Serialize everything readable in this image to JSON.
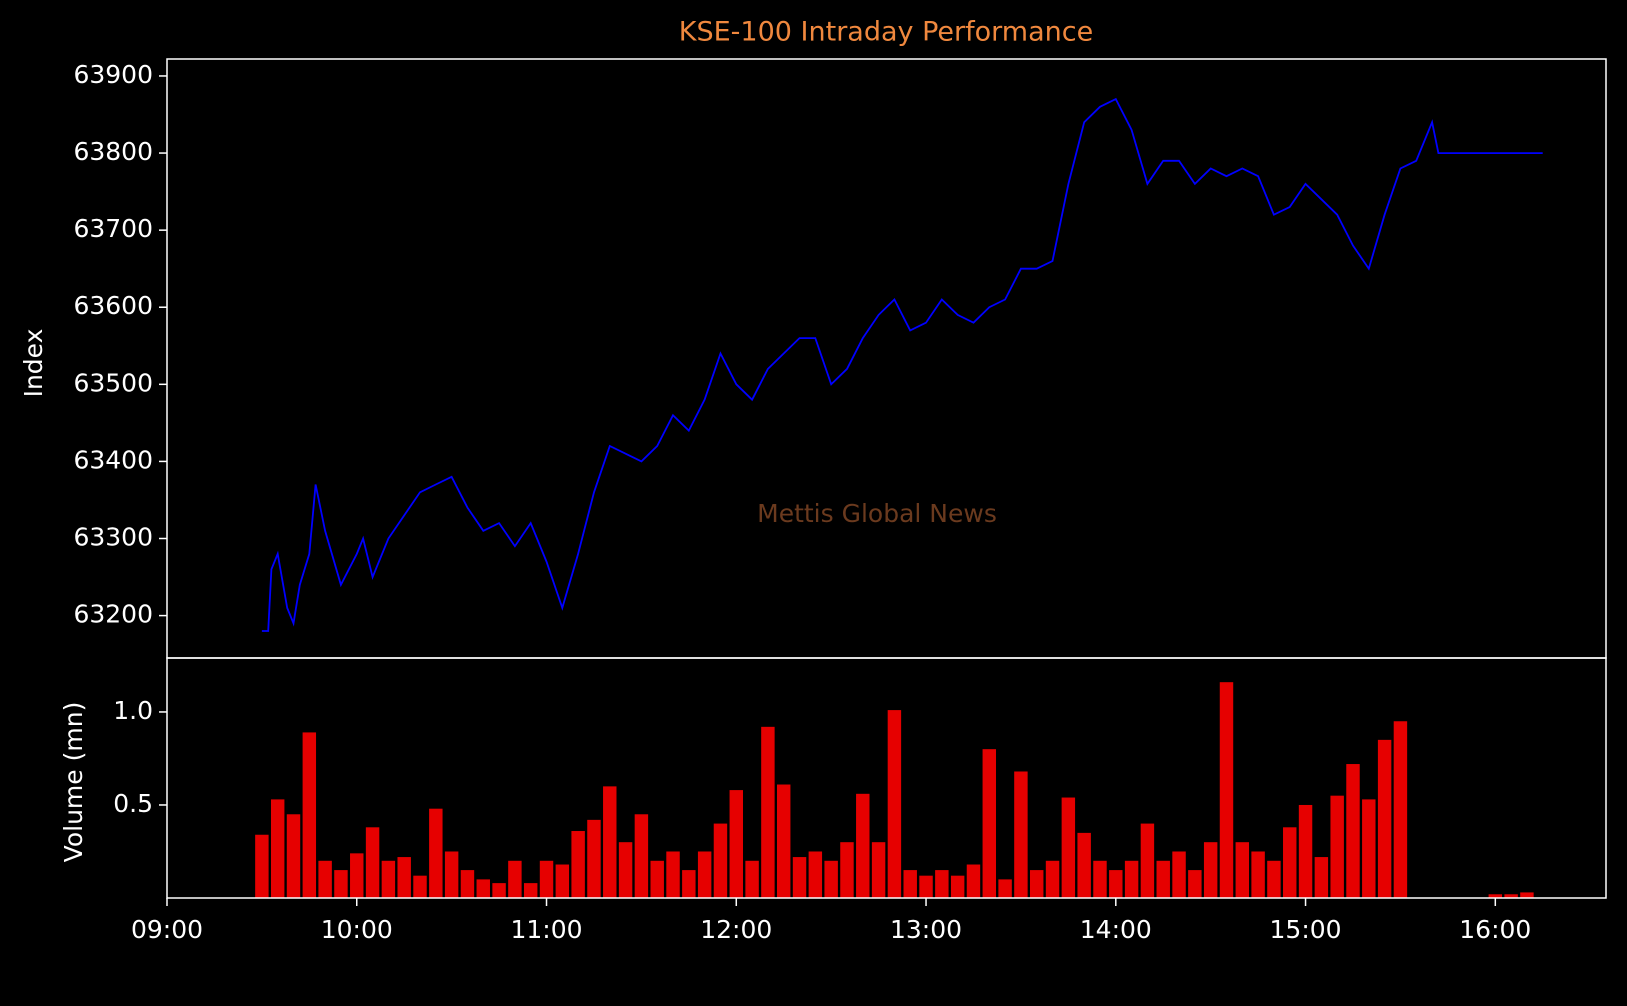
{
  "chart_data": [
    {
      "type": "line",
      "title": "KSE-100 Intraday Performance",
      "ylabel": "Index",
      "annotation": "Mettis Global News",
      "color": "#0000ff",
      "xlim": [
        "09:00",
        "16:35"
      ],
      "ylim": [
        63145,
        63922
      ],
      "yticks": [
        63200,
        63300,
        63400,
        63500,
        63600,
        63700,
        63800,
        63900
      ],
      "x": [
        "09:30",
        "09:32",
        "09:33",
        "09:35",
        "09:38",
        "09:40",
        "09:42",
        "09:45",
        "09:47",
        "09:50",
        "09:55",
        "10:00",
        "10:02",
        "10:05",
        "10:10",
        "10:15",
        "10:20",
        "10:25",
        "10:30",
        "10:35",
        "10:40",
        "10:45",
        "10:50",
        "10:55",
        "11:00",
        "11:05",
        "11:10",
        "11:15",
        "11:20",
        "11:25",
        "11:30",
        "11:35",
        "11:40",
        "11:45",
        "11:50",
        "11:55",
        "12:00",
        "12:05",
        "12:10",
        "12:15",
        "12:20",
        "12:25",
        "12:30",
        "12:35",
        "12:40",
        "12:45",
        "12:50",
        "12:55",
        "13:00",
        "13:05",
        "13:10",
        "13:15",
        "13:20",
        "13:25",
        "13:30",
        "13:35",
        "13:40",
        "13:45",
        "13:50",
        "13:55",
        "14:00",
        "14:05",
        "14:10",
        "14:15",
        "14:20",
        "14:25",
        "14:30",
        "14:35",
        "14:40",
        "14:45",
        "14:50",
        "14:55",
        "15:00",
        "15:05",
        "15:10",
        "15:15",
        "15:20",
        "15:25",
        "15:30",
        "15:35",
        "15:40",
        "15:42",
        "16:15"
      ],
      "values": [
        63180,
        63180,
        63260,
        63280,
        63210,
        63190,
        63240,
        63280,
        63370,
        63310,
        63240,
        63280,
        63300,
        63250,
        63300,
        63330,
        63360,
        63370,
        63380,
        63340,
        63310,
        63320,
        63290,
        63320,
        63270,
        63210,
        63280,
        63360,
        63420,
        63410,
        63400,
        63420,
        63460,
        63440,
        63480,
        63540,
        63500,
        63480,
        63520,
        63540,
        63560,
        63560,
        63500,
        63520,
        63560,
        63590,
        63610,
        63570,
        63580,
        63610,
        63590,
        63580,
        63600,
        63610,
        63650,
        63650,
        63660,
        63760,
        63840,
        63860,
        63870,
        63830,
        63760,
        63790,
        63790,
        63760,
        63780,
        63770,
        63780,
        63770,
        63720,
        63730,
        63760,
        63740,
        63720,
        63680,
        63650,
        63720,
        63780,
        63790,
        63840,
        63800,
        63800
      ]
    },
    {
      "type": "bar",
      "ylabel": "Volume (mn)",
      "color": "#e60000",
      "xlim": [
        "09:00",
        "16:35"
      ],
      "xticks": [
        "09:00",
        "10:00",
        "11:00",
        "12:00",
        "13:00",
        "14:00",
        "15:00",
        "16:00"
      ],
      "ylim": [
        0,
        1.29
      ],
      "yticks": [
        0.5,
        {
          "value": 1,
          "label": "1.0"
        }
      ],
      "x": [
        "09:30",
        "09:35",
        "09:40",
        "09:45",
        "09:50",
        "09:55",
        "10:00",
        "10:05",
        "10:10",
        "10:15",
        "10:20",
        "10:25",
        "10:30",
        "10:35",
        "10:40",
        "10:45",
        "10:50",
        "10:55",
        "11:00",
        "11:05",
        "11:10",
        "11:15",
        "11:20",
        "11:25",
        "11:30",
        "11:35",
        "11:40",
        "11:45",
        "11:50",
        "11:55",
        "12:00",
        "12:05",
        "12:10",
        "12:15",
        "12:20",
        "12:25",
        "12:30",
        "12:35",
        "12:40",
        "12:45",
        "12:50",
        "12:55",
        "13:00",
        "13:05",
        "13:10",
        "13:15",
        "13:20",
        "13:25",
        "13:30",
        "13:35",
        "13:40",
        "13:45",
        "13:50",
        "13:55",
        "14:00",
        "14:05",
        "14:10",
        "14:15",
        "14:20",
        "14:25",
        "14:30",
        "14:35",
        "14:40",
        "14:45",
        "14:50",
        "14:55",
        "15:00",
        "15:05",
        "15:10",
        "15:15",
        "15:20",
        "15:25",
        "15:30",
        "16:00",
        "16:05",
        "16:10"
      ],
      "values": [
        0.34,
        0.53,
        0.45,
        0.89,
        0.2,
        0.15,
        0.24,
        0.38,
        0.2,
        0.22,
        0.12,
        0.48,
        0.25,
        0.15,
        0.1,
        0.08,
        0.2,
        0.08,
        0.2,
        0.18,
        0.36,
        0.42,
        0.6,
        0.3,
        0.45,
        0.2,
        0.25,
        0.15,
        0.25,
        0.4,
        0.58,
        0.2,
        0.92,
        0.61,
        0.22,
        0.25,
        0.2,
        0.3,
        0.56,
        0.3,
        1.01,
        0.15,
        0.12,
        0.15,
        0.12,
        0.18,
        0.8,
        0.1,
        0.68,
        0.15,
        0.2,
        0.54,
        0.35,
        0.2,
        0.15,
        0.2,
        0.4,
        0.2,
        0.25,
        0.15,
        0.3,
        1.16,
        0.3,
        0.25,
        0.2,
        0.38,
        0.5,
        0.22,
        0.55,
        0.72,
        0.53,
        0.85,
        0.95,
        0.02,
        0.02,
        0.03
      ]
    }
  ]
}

◆ ◆ ◆ ◆ ◆ ◆ ◆

Take the listing and print it again exactly, but without any pictures.

Right answer:
Serialize everything readable in this image to JSON.
{
  "chart_data": [
    {
      "type": "line",
      "title": "KSE-100 Intraday Performance",
      "ylabel": "Index",
      "annotation": "Mettis Global News",
      "color": "#0000ff",
      "xlim": [
        "09:00",
        "16:35"
      ],
      "ylim": [
        63145,
        63922
      ],
      "yticks": [
        63200,
        63300,
        63400,
        63500,
        63600,
        63700,
        63800,
        63900
      ],
      "x": [
        "09:30",
        "09:32",
        "09:33",
        "09:35",
        "09:38",
        "09:40",
        "09:42",
        "09:45",
        "09:47",
        "09:50",
        "09:55",
        "10:00",
        "10:02",
        "10:05",
        "10:10",
        "10:15",
        "10:20",
        "10:25",
        "10:30",
        "10:35",
        "10:40",
        "10:45",
        "10:50",
        "10:55",
        "11:00",
        "11:05",
        "11:10",
        "11:15",
        "11:20",
        "11:25",
        "11:30",
        "11:35",
        "11:40",
        "11:45",
        "11:50",
        "11:55",
        "12:00",
        "12:05",
        "12:10",
        "12:15",
        "12:20",
        "12:25",
        "12:30",
        "12:35",
        "12:40",
        "12:45",
        "12:50",
        "12:55",
        "13:00",
        "13:05",
        "13:10",
        "13:15",
        "13:20",
        "13:25",
        "13:30",
        "13:35",
        "13:40",
        "13:45",
        "13:50",
        "13:55",
        "14:00",
        "14:05",
        "14:10",
        "14:15",
        "14:20",
        "14:25",
        "14:30",
        "14:35",
        "14:40",
        "14:45",
        "14:50",
        "14:55",
        "15:00",
        "15:05",
        "15:10",
        "15:15",
        "15:20",
        "15:25",
        "15:30",
        "15:35",
        "15:40",
        "15:42",
        "16:15"
      ],
      "values": [
        63180,
        63180,
        63260,
        63280,
        63210,
        63190,
        63240,
        63280,
        63370,
        63310,
        63240,
        63280,
        63300,
        63250,
        63300,
        63330,
        63360,
        63370,
        63380,
        63340,
        63310,
        63320,
        63290,
        63320,
        63270,
        63210,
        63280,
        63360,
        63420,
        63410,
        63400,
        63420,
        63460,
        63440,
        63480,
        63540,
        63500,
        63480,
        63520,
        63540,
        63560,
        63560,
        63500,
        63520,
        63560,
        63590,
        63610,
        63570,
        63580,
        63610,
        63590,
        63580,
        63600,
        63610,
        63650,
        63650,
        63660,
        63760,
        63840,
        63860,
        63870,
        63830,
        63760,
        63790,
        63790,
        63760,
        63780,
        63770,
        63780,
        63770,
        63720,
        63730,
        63760,
        63740,
        63720,
        63680,
        63650,
        63720,
        63780,
        63790,
        63840,
        63800,
        63800
      ]
    },
    {
      "type": "bar",
      "ylabel": "Volume (mn)",
      "color": "#e60000",
      "xlim": [
        "09:00",
        "16:35"
      ],
      "xticks": [
        "09:00",
        "10:00",
        "11:00",
        "12:00",
        "13:00",
        "14:00",
        "15:00",
        "16:00"
      ],
      "ylim": [
        0,
        1.29
      ],
      "yticks": [
        0.5,
        {
          "value": 1,
          "label": "1.0"
        }
      ],
      "x": [
        "09:30",
        "09:35",
        "09:40",
        "09:45",
        "09:50",
        "09:55",
        "10:00",
        "10:05",
        "10:10",
        "10:15",
        "10:20",
        "10:25",
        "10:30",
        "10:35",
        "10:40",
        "10:45",
        "10:50",
        "10:55",
        "11:00",
        "11:05",
        "11:10",
        "11:15",
        "11:20",
        "11:25",
        "11:30",
        "11:35",
        "11:40",
        "11:45",
        "11:50",
        "11:55",
        "12:00",
        "12:05",
        "12:10",
        "12:15",
        "12:20",
        "12:25",
        "12:30",
        "12:35",
        "12:40",
        "12:45",
        "12:50",
        "12:55",
        "13:00",
        "13:05",
        "13:10",
        "13:15",
        "13:20",
        "13:25",
        "13:30",
        "13:35",
        "13:40",
        "13:45",
        "13:50",
        "13:55",
        "14:00",
        "14:05",
        "14:10",
        "14:15",
        "14:20",
        "14:25",
        "14:30",
        "14:35",
        "14:40",
        "14:45",
        "14:50",
        "14:55",
        "15:00",
        "15:05",
        "15:10",
        "15:15",
        "15:20",
        "15:25",
        "15:30",
        "16:00",
        "16:05",
        "16:10"
      ],
      "values": [
        0.34,
        0.53,
        0.45,
        0.89,
        0.2,
        0.15,
        0.24,
        0.38,
        0.2,
        0.22,
        0.12,
        0.48,
        0.25,
        0.15,
        0.1,
        0.08,
        0.2,
        0.08,
        0.2,
        0.18,
        0.36,
        0.42,
        0.6,
        0.3,
        0.45,
        0.2,
        0.25,
        0.15,
        0.25,
        0.4,
        0.58,
        0.2,
        0.92,
        0.61,
        0.22,
        0.25,
        0.2,
        0.3,
        0.56,
        0.3,
        1.01,
        0.15,
        0.12,
        0.15,
        0.12,
        0.18,
        0.8,
        0.1,
        0.68,
        0.15,
        0.2,
        0.54,
        0.35,
        0.2,
        0.15,
        0.2,
        0.4,
        0.2,
        0.25,
        0.15,
        0.3,
        1.16,
        0.3,
        0.25,
        0.2,
        0.38,
        0.5,
        0.22,
        0.55,
        0.72,
        0.53,
        0.85,
        0.95,
        0.02,
        0.02,
        0.03
      ]
    }
  ]
}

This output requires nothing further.